## What to work on
The entries below are to be repeated exactly as they stand.
Start Extracted records
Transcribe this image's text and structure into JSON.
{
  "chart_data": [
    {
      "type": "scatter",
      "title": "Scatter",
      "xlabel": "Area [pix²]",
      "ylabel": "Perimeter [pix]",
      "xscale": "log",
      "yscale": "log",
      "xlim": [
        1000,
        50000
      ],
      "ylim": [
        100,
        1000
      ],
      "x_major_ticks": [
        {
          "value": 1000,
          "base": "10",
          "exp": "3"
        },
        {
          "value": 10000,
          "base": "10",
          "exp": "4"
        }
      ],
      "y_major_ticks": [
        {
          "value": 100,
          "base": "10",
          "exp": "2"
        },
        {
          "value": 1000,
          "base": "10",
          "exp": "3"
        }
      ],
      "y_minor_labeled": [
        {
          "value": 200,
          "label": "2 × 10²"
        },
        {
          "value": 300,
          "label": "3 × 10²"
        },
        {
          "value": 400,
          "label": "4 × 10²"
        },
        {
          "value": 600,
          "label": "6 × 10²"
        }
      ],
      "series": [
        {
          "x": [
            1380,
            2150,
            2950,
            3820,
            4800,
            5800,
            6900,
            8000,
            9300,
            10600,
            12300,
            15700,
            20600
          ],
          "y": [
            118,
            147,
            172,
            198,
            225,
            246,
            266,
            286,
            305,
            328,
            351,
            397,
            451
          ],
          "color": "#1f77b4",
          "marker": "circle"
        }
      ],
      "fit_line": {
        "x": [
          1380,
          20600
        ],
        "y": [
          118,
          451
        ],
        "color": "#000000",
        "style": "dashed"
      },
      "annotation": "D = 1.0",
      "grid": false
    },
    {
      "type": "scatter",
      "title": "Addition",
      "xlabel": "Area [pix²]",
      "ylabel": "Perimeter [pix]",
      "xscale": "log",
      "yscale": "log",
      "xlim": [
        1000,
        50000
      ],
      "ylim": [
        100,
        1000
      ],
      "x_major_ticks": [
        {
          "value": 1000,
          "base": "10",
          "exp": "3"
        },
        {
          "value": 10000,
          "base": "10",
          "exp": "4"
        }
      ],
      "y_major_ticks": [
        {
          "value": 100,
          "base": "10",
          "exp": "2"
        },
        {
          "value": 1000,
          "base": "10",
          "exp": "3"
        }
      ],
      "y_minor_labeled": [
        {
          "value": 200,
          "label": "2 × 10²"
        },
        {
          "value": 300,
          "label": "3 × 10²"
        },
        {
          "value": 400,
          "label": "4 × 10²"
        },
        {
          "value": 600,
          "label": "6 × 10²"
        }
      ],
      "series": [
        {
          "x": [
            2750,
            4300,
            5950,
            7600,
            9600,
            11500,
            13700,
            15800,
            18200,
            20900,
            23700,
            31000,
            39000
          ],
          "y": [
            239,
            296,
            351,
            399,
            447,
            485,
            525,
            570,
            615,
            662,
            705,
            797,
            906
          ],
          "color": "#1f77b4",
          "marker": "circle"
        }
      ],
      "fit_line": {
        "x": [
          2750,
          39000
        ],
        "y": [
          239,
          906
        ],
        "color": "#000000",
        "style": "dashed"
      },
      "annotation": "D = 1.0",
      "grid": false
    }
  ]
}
End Extracted records
## Response to the exercise
Transcribe this image's text and structure into JSON.
{
  "chart_data": [
    {
      "type": "scatter",
      "title": "Scatter",
      "xlabel": "Area [pix²]",
      "ylabel": "Perimeter [pix]",
      "xscale": "log",
      "yscale": "log",
      "xlim": [
        1000,
        50000
      ],
      "ylim": [
        100,
        1000
      ],
      "x_major_ticks": [
        {
          "value": 1000,
          "base": "10",
          "exp": "3"
        },
        {
          "value": 10000,
          "base": "10",
          "exp": "4"
        }
      ],
      "y_major_ticks": [
        {
          "value": 100,
          "base": "10",
          "exp": "2"
        },
        {
          "value": 1000,
          "base": "10",
          "exp": "3"
        }
      ],
      "y_minor_labeled": [
        {
          "value": 200,
          "label": "2 × 10²"
        },
        {
          "value": 300,
          "label": "3 × 10²"
        },
        {
          "value": 400,
          "label": "4 × 10²"
        },
        {
          "value": 600,
          "label": "6 × 10²"
        }
      ],
      "series": [
        {
          "x": [
            1380,
            2150,
            2950,
            3820,
            4800,
            5800,
            6900,
            8000,
            9300,
            10600,
            12300,
            15700,
            20600
          ],
          "y": [
            118,
            147,
            172,
            198,
            225,
            246,
            266,
            286,
            305,
            328,
            351,
            397,
            451
          ],
          "color": "#1f77b4",
          "marker": "circle"
        }
      ],
      "fit_line": {
        "x": [
          1380,
          20600
        ],
        "y": [
          118,
          451
        ],
        "color": "#000000",
        "style": "dashed"
      },
      "annotation": "D = 1.0",
      "grid": false
    },
    {
      "type": "scatter",
      "title": "Addition",
      "xlabel": "Area [pix²]",
      "ylabel": "Perimeter [pix]",
      "xscale": "log",
      "yscale": "log",
      "xlim": [
        1000,
        50000
      ],
      "ylim": [
        100,
        1000
      ],
      "x_major_ticks": [
        {
          "value": 1000,
          "base": "10",
          "exp": "3"
        },
        {
          "value": 10000,
          "base": "10",
          "exp": "4"
        }
      ],
      "y_major_ticks": [
        {
          "value": 100,
          "base": "10",
          "exp": "2"
        },
        {
          "value": 1000,
          "base": "10",
          "exp": "3"
        }
      ],
      "y_minor_labeled": [
        {
          "value": 200,
          "label": "2 × 10²"
        },
        {
          "value": 300,
          "label": "3 × 10²"
        },
        {
          "value": 400,
          "label": "4 × 10²"
        },
        {
          "value": 600,
          "label": "6 × 10²"
        }
      ],
      "series": [
        {
          "x": [
            2750,
            4300,
            5950,
            7600,
            9600,
            11500,
            13700,
            15800,
            18200,
            20900,
            23700,
            31000,
            39000
          ],
          "y": [
            239,
            296,
            351,
            399,
            447,
            485,
            525,
            570,
            615,
            662,
            705,
            797,
            906
          ],
          "color": "#1f77b4",
          "marker": "circle"
        }
      ],
      "fit_line": {
        "x": [
          2750,
          39000
        ],
        "y": [
          239,
          906
        ],
        "color": "#000000",
        "style": "dashed"
      },
      "annotation": "D = 1.0",
      "grid": false
    }
  ]
}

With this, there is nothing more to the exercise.